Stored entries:
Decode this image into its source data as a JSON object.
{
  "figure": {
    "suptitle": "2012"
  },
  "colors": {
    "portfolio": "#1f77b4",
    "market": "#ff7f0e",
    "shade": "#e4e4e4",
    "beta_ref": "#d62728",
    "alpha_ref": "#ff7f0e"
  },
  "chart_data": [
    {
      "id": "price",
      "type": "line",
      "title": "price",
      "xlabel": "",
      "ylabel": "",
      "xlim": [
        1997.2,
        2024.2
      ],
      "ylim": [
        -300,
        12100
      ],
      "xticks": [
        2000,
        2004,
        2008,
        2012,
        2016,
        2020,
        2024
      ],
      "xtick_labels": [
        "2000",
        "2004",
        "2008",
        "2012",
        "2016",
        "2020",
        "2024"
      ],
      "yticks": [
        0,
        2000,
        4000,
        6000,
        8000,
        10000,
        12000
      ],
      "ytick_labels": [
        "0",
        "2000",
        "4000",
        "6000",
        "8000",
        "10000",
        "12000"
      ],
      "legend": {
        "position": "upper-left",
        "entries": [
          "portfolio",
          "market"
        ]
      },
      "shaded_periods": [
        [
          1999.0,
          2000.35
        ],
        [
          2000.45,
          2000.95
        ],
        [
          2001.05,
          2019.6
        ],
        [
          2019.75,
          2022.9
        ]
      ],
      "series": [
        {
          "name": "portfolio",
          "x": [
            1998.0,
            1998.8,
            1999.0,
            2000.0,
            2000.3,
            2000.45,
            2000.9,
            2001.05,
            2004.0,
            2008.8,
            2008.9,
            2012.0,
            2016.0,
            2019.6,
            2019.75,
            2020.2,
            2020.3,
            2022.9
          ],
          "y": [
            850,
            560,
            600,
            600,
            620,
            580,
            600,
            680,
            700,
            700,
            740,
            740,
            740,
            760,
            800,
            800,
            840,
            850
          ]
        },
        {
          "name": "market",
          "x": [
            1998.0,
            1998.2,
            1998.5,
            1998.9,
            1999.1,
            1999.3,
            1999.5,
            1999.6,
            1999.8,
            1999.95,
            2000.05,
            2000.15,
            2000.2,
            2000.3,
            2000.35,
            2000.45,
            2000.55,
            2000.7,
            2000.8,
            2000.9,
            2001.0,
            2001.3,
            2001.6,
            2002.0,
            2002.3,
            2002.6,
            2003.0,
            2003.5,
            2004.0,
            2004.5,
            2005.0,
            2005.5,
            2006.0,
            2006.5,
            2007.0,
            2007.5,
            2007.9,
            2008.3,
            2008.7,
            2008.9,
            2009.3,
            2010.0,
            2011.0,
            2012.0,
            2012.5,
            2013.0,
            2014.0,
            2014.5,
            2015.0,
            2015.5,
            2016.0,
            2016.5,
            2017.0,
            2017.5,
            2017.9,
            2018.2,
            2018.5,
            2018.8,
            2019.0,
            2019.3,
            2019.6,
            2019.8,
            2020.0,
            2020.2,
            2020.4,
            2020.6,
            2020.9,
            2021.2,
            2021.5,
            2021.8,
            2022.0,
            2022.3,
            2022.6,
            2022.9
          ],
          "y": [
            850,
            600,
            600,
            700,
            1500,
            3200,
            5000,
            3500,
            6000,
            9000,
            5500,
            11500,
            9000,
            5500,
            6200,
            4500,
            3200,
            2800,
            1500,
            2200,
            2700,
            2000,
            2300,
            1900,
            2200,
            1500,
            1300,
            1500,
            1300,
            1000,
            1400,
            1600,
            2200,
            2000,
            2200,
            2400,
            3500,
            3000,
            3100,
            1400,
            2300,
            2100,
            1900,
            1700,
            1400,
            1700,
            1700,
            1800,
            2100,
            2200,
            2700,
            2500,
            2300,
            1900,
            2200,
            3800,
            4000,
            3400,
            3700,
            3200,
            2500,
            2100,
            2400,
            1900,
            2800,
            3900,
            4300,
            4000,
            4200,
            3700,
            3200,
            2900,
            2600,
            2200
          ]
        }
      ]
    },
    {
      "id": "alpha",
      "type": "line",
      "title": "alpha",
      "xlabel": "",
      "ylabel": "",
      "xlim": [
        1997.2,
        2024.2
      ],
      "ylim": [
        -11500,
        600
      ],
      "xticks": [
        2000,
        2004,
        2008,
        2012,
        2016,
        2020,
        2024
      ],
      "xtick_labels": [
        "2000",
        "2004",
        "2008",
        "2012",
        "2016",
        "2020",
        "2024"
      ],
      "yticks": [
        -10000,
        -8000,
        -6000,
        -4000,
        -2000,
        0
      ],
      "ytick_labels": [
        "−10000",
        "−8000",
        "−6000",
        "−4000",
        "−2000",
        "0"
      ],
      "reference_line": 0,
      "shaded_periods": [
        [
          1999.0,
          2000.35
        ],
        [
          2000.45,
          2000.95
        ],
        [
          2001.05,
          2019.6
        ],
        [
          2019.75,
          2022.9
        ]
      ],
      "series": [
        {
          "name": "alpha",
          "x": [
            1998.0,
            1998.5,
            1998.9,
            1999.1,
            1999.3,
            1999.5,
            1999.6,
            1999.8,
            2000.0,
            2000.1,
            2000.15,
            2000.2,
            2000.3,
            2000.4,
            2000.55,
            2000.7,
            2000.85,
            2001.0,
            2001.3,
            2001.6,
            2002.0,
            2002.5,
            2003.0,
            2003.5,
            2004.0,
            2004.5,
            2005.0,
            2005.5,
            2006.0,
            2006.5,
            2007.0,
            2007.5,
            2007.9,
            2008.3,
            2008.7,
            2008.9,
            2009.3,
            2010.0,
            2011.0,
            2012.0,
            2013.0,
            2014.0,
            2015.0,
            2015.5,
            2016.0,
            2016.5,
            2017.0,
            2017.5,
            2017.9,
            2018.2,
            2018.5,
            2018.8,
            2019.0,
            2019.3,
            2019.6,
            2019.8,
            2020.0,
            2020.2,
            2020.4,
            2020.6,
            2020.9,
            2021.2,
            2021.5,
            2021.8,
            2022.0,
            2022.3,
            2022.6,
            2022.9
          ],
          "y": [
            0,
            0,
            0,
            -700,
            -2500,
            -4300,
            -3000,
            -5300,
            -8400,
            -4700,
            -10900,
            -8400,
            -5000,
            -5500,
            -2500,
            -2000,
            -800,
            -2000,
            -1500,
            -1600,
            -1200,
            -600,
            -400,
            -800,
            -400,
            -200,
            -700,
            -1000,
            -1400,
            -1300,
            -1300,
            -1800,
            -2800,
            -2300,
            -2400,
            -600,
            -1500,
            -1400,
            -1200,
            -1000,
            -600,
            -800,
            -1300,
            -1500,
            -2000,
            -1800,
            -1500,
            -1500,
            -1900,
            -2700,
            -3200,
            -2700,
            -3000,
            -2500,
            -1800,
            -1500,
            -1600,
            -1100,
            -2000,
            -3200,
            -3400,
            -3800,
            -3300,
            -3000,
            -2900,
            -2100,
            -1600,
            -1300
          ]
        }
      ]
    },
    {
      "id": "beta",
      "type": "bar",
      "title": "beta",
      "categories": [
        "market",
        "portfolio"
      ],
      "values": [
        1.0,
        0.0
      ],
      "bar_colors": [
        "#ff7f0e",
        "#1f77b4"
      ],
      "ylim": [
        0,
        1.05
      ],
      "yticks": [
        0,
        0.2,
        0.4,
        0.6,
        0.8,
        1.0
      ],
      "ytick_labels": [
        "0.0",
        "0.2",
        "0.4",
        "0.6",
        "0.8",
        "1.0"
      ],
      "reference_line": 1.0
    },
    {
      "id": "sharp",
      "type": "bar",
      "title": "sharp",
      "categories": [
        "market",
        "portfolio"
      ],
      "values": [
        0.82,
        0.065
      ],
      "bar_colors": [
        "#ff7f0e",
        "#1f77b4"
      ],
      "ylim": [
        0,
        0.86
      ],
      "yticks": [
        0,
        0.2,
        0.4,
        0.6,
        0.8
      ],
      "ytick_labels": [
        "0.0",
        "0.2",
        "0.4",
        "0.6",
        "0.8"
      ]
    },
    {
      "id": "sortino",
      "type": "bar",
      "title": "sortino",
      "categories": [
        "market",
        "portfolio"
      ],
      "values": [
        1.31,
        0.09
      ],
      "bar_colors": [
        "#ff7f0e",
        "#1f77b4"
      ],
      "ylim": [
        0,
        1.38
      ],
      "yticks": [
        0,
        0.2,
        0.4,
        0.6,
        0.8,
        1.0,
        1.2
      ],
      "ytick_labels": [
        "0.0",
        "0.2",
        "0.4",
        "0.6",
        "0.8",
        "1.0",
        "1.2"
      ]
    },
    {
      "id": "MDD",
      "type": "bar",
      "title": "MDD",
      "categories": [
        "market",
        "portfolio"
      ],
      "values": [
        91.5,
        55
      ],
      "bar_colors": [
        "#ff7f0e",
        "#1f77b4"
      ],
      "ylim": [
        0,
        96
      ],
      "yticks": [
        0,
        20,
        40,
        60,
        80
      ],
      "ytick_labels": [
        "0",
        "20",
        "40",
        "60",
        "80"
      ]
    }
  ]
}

§ PROBLEM STATEMENT: Pull out all lines from the listing that contain the string "name".

§ SOLUTION TO THE PROBLEM:
          "name": "portfolio",
          "name": "market",
          "name": "alpha",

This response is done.